> [Stated exercise]
Within the data that follows, how many lines carry the string "marker"? Give the number alone.

> [Dataset entries]

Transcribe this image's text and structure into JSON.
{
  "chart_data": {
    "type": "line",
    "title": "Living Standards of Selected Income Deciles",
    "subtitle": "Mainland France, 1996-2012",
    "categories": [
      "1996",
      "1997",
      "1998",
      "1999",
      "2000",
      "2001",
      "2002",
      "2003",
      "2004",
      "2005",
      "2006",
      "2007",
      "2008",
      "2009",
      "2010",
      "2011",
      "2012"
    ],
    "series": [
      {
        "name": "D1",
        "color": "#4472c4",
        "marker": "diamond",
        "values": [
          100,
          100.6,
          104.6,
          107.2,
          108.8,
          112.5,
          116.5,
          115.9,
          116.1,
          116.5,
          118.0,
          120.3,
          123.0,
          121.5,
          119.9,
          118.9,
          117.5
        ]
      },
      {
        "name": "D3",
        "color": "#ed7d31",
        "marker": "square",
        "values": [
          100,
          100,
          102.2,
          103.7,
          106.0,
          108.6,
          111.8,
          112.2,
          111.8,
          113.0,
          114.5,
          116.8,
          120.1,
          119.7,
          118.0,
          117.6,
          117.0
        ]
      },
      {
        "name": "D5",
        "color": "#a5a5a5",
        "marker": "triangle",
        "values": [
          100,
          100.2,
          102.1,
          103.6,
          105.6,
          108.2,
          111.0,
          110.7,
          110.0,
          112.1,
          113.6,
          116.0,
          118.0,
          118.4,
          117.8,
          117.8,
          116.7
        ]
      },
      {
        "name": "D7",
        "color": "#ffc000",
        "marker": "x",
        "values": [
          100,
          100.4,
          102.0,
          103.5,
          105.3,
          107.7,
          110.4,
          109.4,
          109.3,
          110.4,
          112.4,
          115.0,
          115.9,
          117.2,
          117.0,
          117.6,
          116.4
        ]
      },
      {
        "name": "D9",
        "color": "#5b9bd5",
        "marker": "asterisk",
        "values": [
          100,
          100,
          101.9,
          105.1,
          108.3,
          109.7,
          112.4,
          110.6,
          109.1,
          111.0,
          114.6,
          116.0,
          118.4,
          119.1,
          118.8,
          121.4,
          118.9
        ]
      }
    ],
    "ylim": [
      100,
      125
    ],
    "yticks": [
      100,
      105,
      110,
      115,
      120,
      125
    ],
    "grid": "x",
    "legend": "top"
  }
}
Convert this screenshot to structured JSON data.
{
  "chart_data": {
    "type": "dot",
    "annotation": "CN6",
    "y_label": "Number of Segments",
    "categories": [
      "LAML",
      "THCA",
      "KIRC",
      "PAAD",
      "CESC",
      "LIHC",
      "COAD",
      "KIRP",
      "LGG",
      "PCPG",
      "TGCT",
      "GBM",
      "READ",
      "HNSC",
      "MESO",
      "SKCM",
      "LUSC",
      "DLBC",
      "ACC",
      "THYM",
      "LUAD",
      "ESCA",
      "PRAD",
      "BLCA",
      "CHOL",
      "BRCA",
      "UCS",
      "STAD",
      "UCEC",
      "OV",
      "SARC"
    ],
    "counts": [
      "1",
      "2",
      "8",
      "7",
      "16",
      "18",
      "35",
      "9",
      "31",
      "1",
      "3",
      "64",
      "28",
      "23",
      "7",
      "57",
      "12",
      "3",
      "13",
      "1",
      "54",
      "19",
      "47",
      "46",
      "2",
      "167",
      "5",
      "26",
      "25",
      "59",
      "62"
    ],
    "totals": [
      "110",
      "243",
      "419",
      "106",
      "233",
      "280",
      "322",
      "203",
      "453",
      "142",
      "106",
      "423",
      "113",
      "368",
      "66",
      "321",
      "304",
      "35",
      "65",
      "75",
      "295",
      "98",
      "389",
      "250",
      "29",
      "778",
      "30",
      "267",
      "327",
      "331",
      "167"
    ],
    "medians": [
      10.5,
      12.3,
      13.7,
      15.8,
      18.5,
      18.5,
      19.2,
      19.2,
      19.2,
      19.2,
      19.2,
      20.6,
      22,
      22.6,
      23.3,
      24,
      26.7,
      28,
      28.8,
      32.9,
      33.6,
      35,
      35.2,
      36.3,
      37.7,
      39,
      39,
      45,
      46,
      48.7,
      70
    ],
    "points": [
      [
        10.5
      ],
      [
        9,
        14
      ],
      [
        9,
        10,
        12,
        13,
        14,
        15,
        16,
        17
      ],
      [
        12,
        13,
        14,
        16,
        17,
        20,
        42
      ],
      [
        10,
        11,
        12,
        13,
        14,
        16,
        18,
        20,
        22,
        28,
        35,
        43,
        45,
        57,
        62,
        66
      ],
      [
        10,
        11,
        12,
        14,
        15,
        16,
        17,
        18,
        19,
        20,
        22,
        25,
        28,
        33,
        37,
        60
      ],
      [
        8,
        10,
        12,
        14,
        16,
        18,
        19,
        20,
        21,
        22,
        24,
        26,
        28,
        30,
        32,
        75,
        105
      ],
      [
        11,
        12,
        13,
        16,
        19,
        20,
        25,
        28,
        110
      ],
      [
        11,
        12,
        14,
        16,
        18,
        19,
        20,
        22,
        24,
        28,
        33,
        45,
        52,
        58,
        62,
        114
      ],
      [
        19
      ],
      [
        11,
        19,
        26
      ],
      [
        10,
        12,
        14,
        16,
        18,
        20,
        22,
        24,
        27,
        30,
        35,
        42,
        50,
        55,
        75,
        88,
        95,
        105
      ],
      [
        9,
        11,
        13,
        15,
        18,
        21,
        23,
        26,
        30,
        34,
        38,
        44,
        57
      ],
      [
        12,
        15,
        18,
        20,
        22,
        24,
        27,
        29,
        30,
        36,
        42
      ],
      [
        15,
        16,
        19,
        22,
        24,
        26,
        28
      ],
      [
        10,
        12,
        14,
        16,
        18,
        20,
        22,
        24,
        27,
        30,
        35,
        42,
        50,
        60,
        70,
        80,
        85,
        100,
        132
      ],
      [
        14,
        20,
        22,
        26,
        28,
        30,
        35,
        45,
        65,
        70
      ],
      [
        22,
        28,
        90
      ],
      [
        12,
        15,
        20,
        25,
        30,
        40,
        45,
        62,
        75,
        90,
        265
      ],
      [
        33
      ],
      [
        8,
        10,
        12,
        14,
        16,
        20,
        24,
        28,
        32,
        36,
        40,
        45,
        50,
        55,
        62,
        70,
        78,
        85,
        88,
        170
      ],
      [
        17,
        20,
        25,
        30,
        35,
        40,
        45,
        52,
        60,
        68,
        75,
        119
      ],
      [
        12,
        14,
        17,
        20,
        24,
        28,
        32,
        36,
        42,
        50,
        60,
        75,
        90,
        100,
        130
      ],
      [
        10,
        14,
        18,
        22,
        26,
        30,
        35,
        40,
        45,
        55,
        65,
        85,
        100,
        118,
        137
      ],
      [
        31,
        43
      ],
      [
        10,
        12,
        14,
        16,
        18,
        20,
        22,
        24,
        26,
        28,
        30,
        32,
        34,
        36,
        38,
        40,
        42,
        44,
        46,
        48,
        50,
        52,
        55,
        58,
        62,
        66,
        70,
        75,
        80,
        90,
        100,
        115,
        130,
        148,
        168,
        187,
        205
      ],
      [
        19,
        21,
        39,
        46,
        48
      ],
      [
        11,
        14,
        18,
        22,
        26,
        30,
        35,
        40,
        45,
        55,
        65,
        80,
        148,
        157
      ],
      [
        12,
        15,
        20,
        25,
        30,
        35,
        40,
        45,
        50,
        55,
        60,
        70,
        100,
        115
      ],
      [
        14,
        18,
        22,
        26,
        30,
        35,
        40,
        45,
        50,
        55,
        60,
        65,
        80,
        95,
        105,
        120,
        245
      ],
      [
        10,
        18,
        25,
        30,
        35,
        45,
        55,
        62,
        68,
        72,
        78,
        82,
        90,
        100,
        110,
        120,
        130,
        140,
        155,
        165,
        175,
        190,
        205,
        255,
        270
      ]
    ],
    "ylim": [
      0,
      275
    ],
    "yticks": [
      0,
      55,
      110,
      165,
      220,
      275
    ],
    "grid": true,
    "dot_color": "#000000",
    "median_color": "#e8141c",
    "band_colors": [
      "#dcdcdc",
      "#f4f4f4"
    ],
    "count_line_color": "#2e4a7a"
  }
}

> [Correct response]
5